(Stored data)
++++++

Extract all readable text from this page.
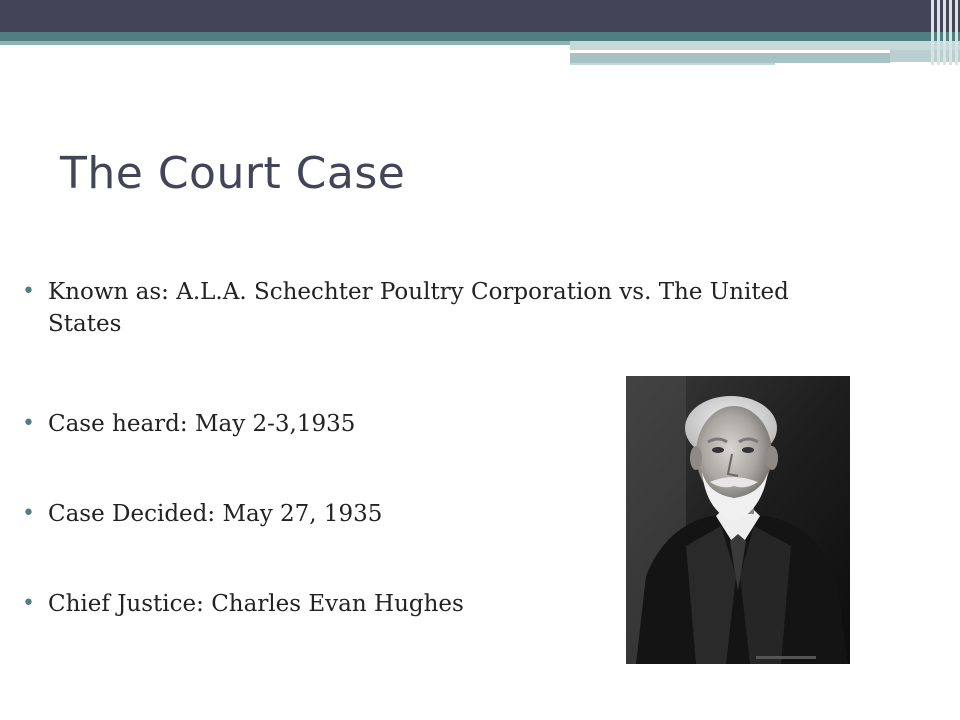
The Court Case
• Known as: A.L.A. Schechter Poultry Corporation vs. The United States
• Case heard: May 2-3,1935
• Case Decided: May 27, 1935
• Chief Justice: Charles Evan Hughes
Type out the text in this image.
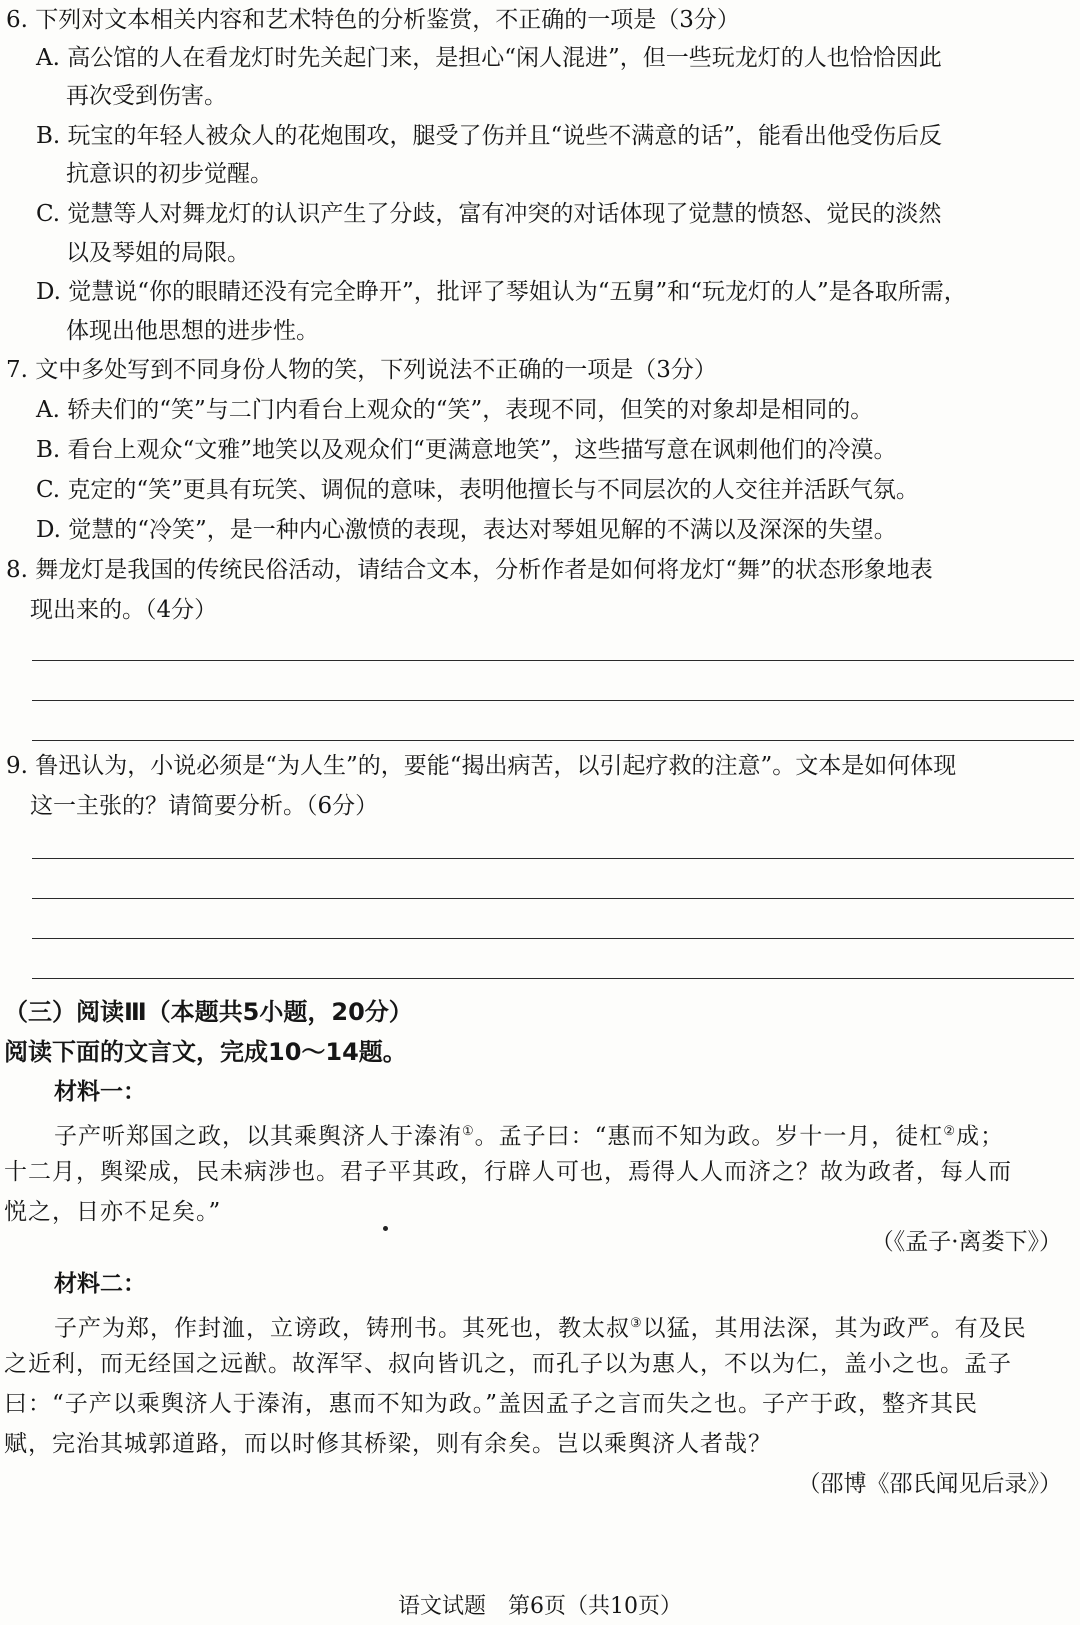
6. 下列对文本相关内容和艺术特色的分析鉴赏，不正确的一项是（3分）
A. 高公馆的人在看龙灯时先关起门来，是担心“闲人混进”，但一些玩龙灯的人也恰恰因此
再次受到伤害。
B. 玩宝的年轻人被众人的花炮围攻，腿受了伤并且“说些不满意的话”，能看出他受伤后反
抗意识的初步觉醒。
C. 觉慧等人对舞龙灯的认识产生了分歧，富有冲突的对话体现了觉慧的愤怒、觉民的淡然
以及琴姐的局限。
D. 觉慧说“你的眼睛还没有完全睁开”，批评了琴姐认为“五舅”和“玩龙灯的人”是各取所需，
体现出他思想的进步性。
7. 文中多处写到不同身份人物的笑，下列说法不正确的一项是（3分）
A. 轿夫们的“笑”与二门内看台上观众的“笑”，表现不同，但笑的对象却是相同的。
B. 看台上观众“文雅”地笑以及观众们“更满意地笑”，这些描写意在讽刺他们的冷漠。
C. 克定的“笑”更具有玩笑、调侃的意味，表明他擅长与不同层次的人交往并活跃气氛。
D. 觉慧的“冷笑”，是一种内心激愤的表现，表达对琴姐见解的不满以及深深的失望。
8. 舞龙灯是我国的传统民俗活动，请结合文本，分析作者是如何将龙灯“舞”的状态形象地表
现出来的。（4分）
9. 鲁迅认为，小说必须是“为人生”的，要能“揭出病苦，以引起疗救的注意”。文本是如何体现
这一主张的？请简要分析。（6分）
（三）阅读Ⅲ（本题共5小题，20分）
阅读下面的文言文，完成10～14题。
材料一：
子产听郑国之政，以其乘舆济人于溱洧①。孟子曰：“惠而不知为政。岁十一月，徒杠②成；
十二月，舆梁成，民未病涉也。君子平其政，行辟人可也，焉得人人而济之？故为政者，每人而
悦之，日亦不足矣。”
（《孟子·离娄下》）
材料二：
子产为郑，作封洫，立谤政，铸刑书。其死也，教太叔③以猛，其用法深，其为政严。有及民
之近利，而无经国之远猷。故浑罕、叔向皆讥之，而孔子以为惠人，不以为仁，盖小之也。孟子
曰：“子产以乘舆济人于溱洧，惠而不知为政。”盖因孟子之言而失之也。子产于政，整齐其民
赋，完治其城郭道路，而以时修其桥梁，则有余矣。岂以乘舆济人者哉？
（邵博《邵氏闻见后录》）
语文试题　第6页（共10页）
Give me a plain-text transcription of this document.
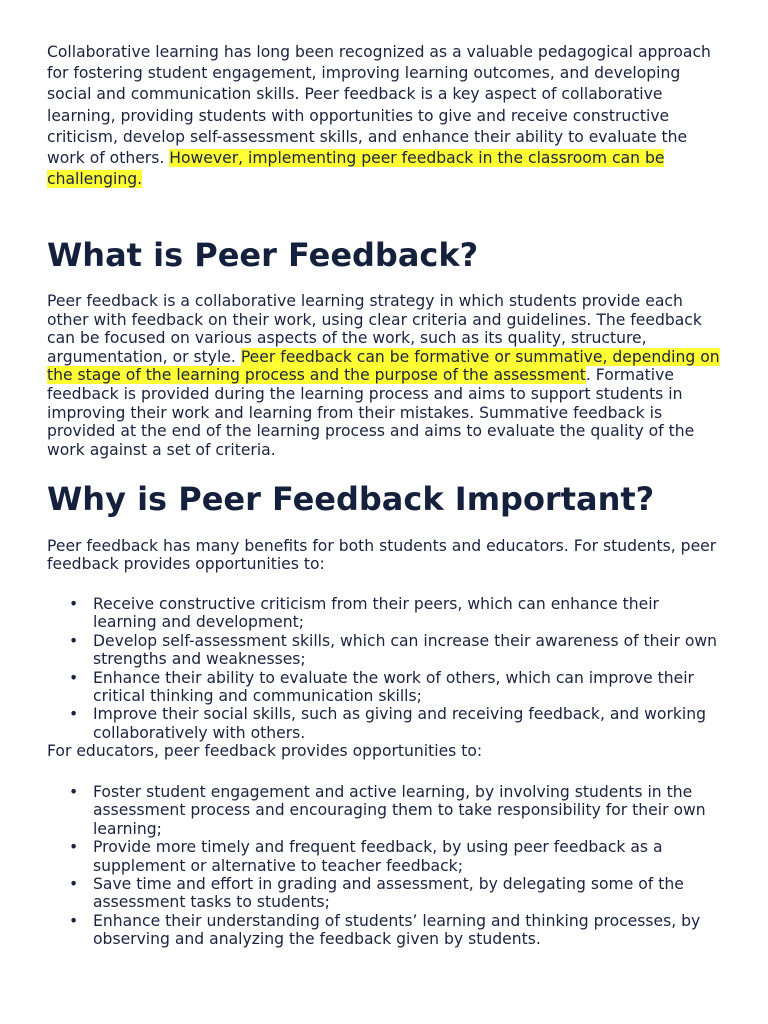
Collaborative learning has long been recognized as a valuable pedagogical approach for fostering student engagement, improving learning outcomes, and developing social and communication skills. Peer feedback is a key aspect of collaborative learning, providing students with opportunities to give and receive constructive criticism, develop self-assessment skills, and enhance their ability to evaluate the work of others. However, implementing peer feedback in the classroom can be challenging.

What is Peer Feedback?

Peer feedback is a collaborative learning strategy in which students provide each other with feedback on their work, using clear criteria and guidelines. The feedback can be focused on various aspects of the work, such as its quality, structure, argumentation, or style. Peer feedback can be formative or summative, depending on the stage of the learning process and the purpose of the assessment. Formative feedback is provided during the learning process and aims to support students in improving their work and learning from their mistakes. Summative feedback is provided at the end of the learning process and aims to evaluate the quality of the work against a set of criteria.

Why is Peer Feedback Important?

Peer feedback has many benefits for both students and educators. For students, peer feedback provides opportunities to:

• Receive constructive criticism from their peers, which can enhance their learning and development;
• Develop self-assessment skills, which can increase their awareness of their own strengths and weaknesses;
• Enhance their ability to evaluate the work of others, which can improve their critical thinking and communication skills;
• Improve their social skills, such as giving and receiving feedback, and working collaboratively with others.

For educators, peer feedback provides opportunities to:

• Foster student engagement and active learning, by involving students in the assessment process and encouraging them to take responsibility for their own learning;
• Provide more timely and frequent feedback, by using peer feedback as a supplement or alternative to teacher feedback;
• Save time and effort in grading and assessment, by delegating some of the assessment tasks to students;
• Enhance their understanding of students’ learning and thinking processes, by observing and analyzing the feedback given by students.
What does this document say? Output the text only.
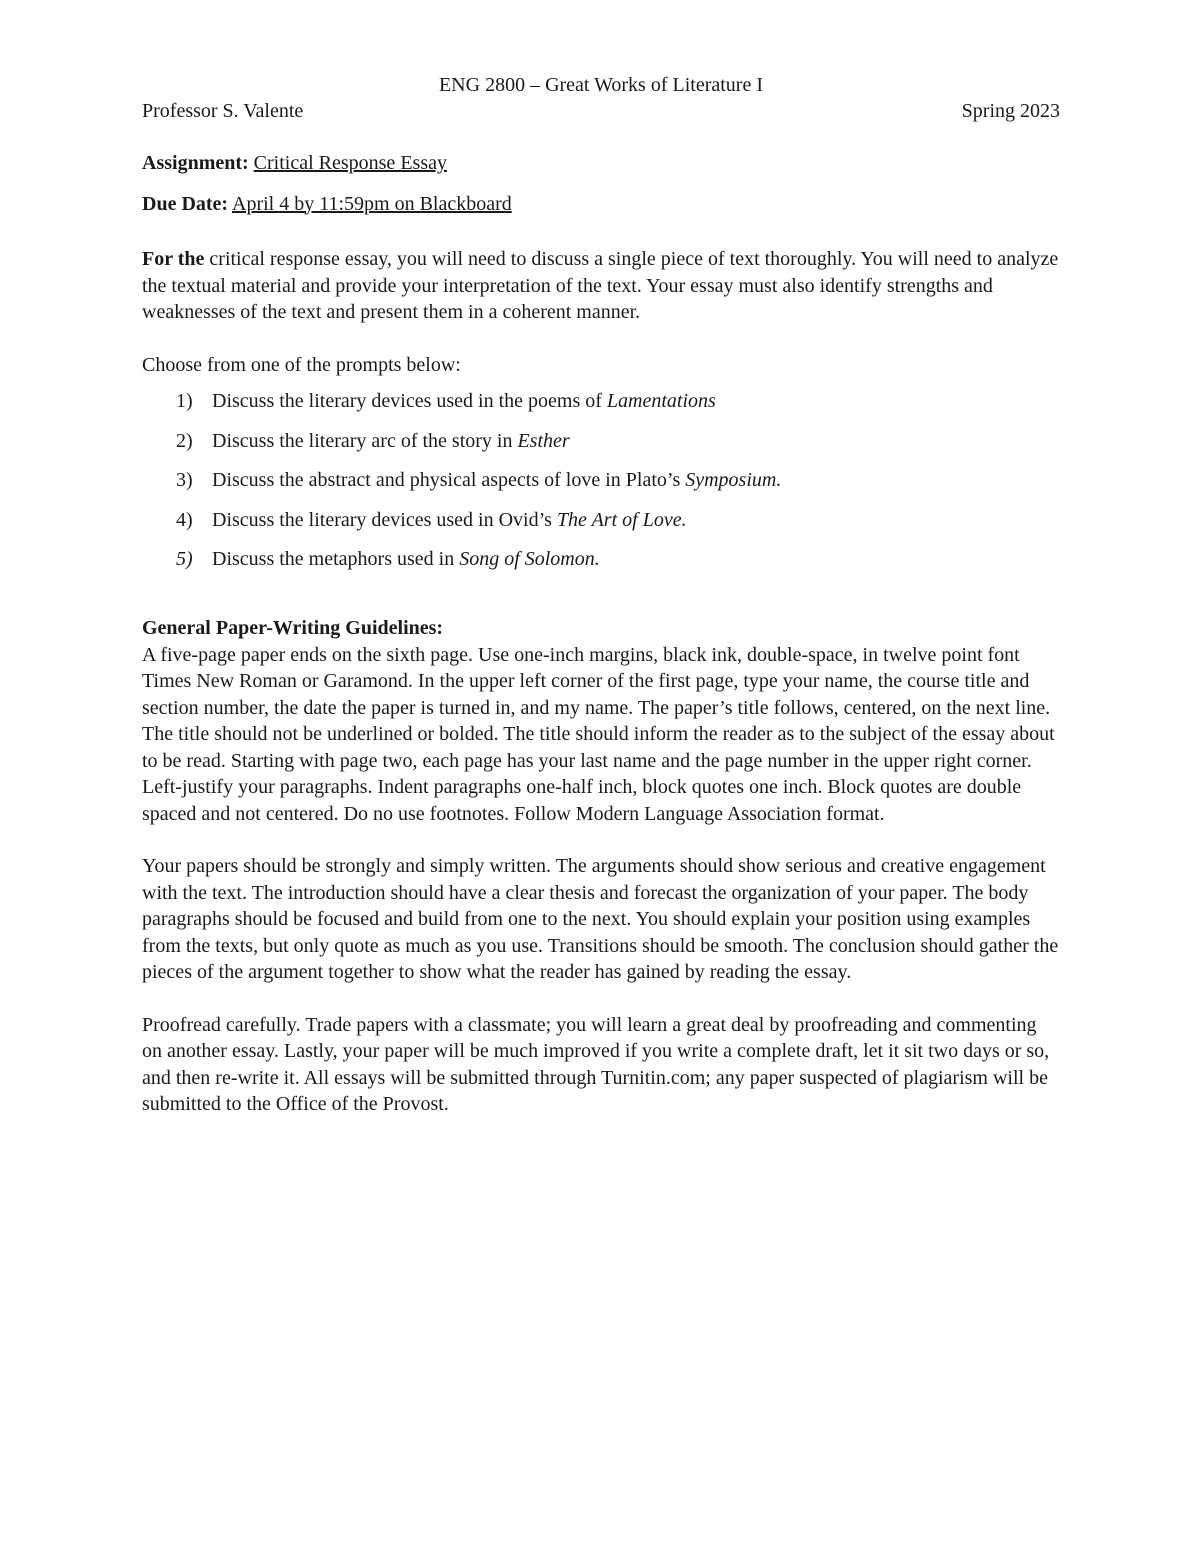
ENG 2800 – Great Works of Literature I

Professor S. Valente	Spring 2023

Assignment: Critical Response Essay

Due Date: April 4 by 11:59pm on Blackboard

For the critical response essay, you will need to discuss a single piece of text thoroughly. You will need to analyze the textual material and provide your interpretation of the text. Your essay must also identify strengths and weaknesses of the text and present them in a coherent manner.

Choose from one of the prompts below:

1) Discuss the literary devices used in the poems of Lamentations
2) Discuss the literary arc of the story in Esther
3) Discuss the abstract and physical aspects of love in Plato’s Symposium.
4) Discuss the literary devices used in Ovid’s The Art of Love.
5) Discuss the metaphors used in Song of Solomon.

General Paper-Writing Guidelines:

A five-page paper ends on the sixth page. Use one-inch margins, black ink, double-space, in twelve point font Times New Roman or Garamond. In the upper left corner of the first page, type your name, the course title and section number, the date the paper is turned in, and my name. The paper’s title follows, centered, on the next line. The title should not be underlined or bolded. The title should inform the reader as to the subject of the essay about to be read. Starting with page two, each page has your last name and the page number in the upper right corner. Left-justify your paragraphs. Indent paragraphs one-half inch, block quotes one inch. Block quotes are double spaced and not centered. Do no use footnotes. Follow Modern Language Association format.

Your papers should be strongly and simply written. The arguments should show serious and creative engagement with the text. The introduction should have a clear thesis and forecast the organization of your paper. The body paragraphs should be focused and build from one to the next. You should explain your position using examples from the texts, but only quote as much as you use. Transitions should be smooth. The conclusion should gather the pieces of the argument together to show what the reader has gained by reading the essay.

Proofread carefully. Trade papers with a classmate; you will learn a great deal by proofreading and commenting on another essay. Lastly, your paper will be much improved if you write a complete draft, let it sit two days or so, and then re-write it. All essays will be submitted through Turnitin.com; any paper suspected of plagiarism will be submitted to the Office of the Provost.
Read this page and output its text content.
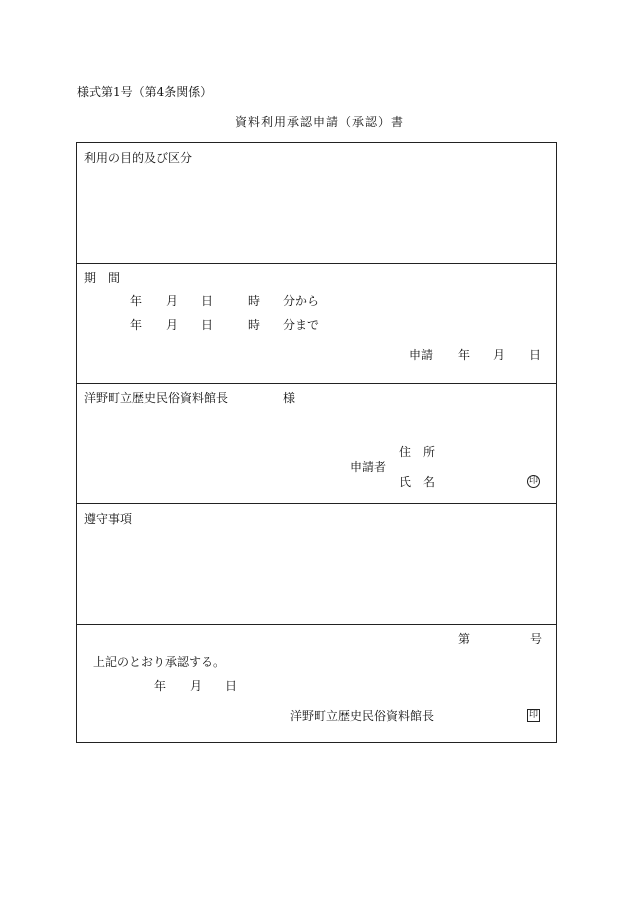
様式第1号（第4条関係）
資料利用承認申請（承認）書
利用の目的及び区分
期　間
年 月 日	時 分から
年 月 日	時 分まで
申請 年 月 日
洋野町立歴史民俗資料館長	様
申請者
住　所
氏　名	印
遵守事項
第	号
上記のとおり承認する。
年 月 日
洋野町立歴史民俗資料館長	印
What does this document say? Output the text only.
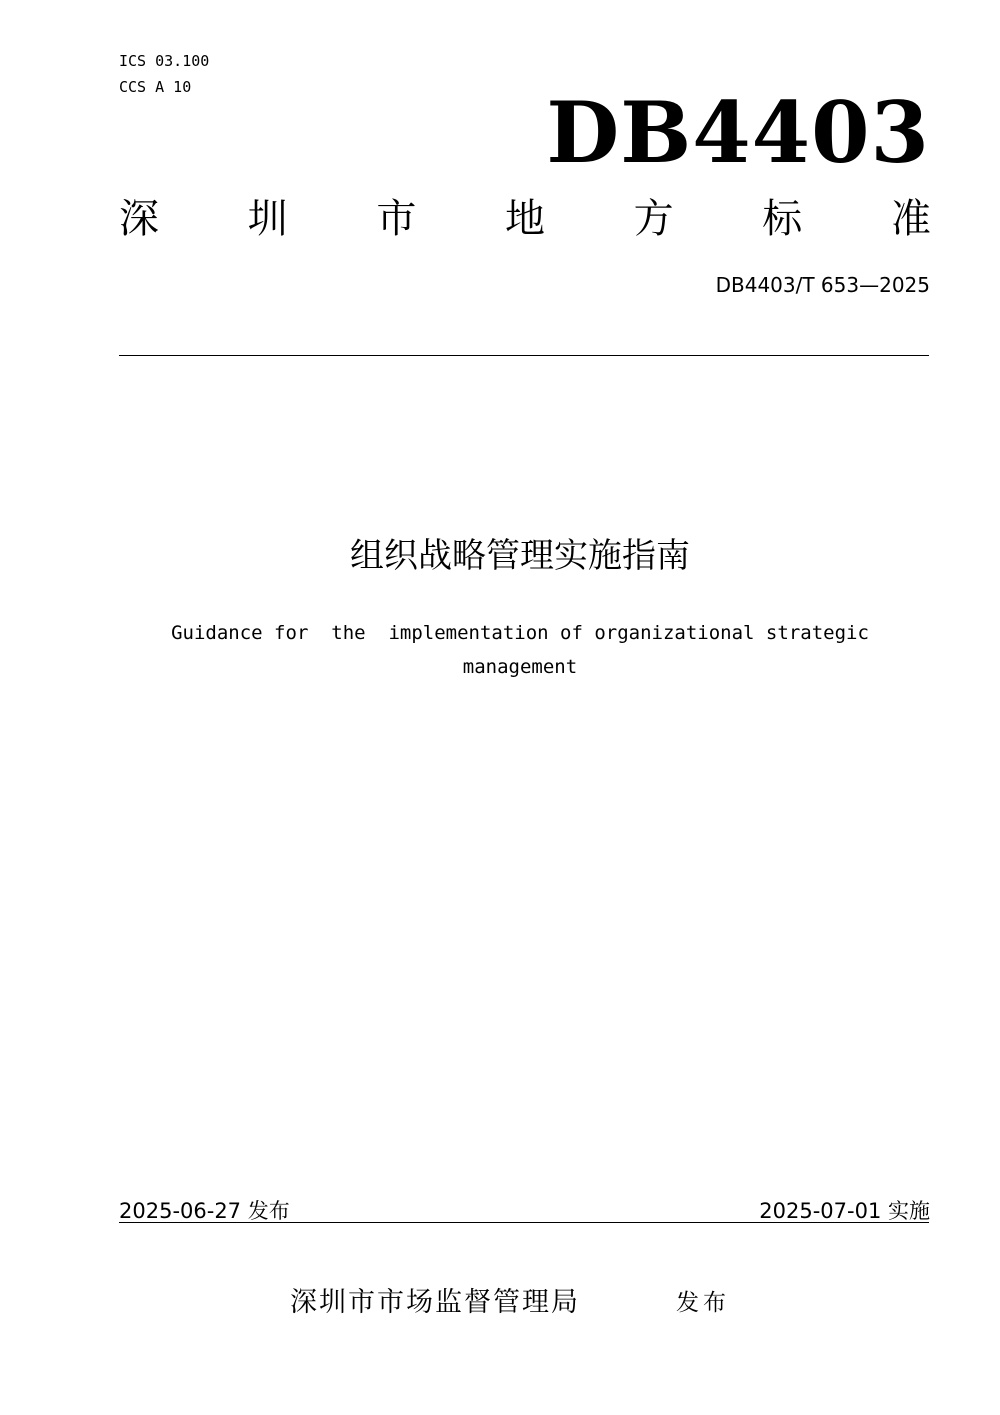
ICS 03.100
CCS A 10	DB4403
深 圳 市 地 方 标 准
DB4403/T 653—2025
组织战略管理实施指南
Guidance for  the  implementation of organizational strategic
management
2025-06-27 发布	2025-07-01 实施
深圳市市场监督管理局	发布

++++++

- What the exercise asks: Retype, word for word, the lines from the one with "Read this page and output its text content." through the last line of the entries above, and only those lines. Leave pictures out.

- Finished task:
Read this page and output its text content.
様式第1号（第4条関係）
資料利用承認申請（承認）書
利用の目的及び区分
期　間
年 月 日	時 分から
年 月 日	時 分まで
申請 年 月 日
洋野町立歴史民俗資料館長	様
申請者
住　所
氏　名	印
遵守事項
第	号
上記のとおり承認する。
年 月 日
洋野町立歴史民俗資料館長	印
What does this document say? Output the text only.
ICS 03.100
CCS A 10	DB4403
深 圳 市 地 方 标 准
DB4403/T 653—2025
组织战略管理实施指南
Guidance for  the  implementation of organizational strategic
management
2025-06-27 发布	2025-07-01 实施
深圳市市场监督管理局	发布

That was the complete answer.